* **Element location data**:
■ ■ ■

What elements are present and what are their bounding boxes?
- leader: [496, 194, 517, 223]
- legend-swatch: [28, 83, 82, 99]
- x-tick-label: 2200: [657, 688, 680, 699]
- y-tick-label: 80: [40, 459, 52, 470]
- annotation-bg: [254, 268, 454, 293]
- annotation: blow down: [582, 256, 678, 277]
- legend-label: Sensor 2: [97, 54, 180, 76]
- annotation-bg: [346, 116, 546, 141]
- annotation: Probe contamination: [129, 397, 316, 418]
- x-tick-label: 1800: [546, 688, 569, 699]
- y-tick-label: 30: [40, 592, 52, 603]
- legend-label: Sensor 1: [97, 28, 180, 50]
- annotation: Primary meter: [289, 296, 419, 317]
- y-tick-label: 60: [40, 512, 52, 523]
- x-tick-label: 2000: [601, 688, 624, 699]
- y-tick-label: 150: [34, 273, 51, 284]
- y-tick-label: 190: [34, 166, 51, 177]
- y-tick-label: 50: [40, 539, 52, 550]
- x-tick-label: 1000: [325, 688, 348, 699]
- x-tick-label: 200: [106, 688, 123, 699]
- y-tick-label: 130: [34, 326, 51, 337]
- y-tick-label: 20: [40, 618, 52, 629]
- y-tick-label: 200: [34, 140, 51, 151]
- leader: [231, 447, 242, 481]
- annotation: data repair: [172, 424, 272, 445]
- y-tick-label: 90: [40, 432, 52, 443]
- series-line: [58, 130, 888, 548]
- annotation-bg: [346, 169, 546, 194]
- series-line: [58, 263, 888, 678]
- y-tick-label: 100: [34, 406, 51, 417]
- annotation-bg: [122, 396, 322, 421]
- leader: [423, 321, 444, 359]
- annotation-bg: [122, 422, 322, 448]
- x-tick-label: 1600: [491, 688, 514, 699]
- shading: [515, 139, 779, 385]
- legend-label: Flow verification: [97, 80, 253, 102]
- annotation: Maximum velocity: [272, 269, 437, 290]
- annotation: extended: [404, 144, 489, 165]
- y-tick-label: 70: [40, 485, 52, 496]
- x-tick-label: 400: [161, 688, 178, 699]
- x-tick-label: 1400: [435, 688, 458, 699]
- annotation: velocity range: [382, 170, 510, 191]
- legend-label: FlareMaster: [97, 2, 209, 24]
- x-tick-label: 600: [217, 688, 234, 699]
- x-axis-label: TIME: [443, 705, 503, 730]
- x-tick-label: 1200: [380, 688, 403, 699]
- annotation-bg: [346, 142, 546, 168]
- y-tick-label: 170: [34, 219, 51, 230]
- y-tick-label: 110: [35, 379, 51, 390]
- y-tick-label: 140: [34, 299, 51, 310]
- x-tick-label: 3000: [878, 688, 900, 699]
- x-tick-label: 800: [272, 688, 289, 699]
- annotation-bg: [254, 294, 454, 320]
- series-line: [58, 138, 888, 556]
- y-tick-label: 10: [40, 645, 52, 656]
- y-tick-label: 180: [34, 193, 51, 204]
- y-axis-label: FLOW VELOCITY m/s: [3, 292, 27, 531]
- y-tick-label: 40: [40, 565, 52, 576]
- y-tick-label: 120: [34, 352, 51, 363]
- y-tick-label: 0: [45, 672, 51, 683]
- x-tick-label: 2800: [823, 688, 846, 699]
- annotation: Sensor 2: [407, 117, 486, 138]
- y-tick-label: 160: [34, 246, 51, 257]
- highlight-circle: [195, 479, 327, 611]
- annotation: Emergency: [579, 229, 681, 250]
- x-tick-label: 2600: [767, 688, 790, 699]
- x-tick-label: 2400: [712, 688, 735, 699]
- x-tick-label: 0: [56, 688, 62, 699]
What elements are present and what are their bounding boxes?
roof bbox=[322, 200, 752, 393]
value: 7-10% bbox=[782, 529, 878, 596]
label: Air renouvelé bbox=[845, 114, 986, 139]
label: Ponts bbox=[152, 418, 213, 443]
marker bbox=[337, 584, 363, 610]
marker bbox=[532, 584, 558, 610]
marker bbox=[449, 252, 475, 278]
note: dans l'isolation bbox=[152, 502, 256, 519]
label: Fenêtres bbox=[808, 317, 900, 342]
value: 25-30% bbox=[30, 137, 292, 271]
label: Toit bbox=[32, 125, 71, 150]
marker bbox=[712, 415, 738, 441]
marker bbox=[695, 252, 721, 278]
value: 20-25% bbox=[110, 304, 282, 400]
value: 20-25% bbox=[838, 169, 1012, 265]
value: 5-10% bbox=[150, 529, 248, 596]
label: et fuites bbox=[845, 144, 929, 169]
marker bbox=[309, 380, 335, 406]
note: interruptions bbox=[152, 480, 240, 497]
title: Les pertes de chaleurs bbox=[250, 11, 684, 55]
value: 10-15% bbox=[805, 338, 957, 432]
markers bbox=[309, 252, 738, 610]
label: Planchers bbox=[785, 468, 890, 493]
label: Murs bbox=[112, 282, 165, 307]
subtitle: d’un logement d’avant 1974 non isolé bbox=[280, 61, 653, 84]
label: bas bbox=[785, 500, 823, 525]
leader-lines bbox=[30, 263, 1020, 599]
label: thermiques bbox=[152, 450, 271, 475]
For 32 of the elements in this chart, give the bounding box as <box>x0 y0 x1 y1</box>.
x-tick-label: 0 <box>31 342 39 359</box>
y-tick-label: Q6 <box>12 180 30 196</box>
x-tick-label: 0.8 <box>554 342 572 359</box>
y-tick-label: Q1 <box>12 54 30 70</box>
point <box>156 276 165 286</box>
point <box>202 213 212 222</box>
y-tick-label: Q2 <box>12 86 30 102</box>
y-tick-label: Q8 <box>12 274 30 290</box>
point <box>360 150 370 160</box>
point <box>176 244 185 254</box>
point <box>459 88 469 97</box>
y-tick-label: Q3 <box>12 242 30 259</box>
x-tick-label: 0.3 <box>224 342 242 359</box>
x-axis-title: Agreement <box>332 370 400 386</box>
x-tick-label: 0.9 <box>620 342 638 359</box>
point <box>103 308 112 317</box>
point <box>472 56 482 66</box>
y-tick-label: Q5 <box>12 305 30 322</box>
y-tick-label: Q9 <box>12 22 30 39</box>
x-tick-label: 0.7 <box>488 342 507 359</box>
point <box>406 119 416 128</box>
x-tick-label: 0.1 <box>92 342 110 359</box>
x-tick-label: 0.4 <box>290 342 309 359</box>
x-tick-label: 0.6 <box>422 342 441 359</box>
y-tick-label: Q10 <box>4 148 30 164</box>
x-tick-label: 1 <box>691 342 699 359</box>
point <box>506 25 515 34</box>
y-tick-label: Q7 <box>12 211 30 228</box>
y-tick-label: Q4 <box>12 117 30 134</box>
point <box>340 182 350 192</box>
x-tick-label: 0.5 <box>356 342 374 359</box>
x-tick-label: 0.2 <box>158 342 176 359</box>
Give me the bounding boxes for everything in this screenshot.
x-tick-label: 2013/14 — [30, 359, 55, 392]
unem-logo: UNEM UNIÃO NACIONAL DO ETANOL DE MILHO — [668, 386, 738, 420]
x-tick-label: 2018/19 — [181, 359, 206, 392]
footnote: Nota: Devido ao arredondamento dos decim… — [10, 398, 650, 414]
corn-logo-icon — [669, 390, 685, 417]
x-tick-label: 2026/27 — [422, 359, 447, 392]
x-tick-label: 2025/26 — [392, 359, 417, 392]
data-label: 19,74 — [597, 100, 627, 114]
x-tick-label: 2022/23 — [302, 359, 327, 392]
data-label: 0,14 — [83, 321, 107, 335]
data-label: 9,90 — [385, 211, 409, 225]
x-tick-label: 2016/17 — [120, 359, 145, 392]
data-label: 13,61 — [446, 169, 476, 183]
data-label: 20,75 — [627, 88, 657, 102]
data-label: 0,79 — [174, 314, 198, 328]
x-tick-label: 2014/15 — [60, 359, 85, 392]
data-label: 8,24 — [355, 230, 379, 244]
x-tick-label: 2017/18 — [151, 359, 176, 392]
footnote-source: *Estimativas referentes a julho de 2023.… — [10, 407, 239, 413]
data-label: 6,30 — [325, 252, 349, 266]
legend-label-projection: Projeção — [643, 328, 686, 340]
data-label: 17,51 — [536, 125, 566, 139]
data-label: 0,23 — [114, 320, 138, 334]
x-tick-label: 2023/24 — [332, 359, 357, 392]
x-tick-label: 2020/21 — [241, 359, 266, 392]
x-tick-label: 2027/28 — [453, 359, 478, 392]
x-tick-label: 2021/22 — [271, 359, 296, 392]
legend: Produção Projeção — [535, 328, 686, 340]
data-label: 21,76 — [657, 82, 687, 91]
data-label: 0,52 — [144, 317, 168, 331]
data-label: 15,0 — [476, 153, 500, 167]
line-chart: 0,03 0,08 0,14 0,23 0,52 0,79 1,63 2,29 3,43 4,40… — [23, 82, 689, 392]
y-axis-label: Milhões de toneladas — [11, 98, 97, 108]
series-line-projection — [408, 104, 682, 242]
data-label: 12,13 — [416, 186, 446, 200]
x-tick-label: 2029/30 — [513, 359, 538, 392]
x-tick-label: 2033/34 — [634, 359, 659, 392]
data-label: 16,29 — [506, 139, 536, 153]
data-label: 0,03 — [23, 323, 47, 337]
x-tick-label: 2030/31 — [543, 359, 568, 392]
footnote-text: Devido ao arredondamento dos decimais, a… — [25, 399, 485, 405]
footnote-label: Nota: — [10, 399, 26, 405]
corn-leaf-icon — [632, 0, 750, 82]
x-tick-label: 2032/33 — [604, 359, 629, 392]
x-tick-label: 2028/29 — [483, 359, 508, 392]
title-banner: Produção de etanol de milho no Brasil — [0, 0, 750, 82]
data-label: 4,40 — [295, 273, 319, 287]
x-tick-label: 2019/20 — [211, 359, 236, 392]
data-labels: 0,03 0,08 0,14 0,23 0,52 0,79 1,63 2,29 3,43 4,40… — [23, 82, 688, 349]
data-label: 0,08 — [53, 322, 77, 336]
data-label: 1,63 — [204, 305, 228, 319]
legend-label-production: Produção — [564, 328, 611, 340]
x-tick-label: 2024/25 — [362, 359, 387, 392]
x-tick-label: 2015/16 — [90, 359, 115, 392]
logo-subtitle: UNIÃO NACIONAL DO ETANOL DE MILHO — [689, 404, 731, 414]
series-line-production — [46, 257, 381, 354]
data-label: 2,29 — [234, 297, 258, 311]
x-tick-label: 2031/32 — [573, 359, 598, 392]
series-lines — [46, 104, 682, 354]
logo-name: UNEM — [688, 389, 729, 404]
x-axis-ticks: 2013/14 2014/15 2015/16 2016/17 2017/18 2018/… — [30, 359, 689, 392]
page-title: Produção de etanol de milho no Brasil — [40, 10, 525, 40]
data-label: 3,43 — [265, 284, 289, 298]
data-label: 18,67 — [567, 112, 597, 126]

■ ■ ■

Convert the records, from their first line through the line containing "- annotation: Probe" inclusive, into a JSON list of strings. Use one string per line and omit blank lines.

[
  "What elements are present and what are their bounding boxes?",
  "- leader: [496, 194, 517, 223]",
  "- legend-swatch: [28, 83, 82, 99]",
  "- x-tick-label: 2200: [657, 688, 680, 699]",
  "- y-tick-label: 80: [40, 459, 52, 470]",
  "- annotation-bg: [254, 268, 454, 293]",
  "- annotation: blow down: [582, 256, 678, 277]",
  "- legend-label: Sensor 2: [97, 54, 180, 76]",
  "- annotation-bg: [346, 116, 546, 141]",
  "- annotation: Probe contamination: [129, 397, 316, 418]"
]